== Exercise description ==
Read the lines below and count those that have the word "text". Respond with the number only.

== Supplied data ==
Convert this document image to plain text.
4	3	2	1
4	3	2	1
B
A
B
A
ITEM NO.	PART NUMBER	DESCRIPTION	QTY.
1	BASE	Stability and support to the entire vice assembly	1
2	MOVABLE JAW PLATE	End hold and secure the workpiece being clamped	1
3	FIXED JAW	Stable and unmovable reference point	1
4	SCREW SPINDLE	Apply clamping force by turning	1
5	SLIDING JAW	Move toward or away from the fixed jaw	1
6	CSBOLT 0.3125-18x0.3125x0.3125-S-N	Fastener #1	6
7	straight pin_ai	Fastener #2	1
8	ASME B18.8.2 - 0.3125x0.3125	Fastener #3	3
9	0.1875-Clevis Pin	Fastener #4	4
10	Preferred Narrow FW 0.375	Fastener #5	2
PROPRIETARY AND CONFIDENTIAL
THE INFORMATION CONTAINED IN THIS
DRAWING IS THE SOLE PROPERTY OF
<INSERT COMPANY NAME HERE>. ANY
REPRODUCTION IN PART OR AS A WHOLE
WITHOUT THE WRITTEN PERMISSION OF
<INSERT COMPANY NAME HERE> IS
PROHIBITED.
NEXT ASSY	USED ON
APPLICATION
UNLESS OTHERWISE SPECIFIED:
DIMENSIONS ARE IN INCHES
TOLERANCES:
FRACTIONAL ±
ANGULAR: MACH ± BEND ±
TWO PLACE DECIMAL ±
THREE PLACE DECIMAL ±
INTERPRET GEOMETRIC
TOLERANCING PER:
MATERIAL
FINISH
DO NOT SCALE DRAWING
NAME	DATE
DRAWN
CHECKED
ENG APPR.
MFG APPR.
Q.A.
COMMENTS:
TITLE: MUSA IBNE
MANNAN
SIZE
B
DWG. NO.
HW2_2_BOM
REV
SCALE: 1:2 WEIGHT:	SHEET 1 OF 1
* * *
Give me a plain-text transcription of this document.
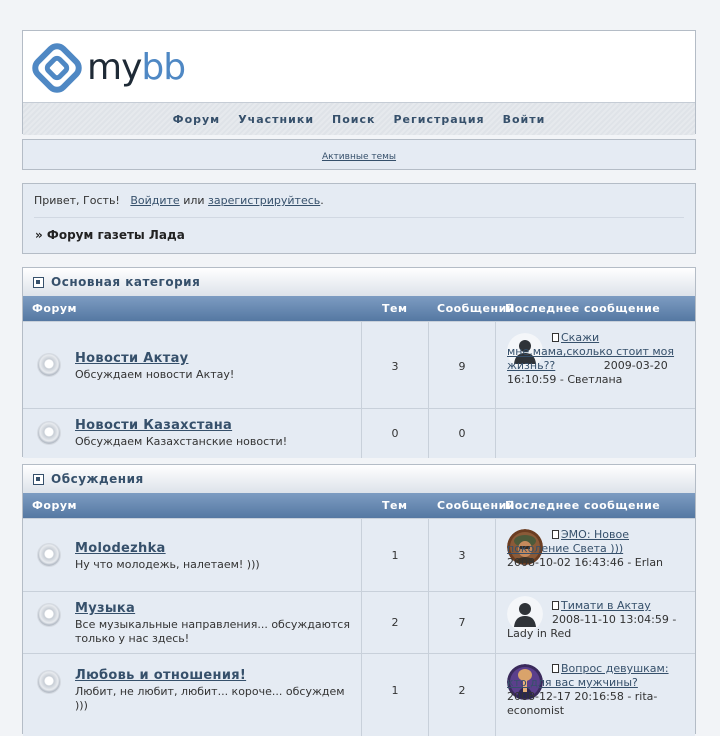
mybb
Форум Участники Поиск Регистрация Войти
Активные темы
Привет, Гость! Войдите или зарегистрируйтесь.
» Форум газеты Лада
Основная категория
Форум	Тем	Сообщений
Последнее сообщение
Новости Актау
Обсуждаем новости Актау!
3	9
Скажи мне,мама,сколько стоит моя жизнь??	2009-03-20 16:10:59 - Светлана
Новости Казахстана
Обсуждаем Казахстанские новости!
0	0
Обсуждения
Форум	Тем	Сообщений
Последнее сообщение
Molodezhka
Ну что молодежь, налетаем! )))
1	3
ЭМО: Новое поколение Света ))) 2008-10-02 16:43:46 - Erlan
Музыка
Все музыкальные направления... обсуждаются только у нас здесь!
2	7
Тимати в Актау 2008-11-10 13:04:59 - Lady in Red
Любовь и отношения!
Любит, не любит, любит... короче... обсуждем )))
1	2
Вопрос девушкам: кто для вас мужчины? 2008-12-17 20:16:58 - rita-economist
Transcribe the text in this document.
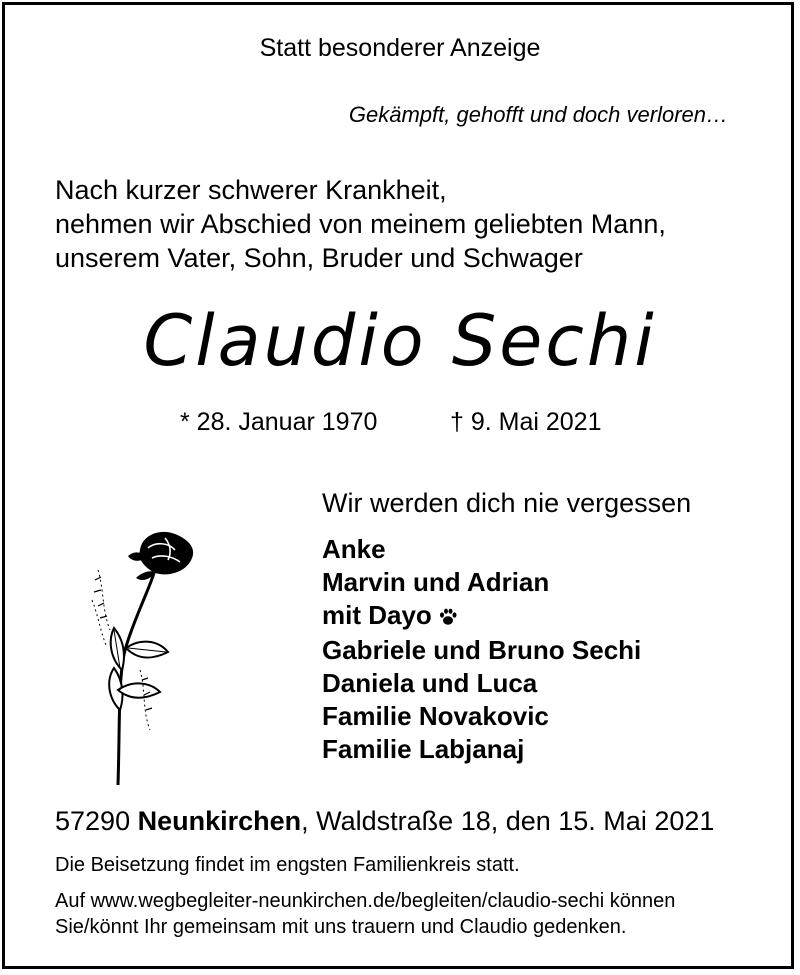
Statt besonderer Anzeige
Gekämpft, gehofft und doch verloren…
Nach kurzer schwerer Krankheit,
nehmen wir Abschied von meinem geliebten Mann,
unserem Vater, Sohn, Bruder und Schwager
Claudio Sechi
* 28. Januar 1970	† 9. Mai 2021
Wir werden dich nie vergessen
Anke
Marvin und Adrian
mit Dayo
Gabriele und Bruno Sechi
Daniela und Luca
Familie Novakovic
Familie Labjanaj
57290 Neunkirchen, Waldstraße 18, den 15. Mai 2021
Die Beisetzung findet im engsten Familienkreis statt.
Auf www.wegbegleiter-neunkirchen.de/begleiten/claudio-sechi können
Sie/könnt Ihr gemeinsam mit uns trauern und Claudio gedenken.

== Finished task ==
3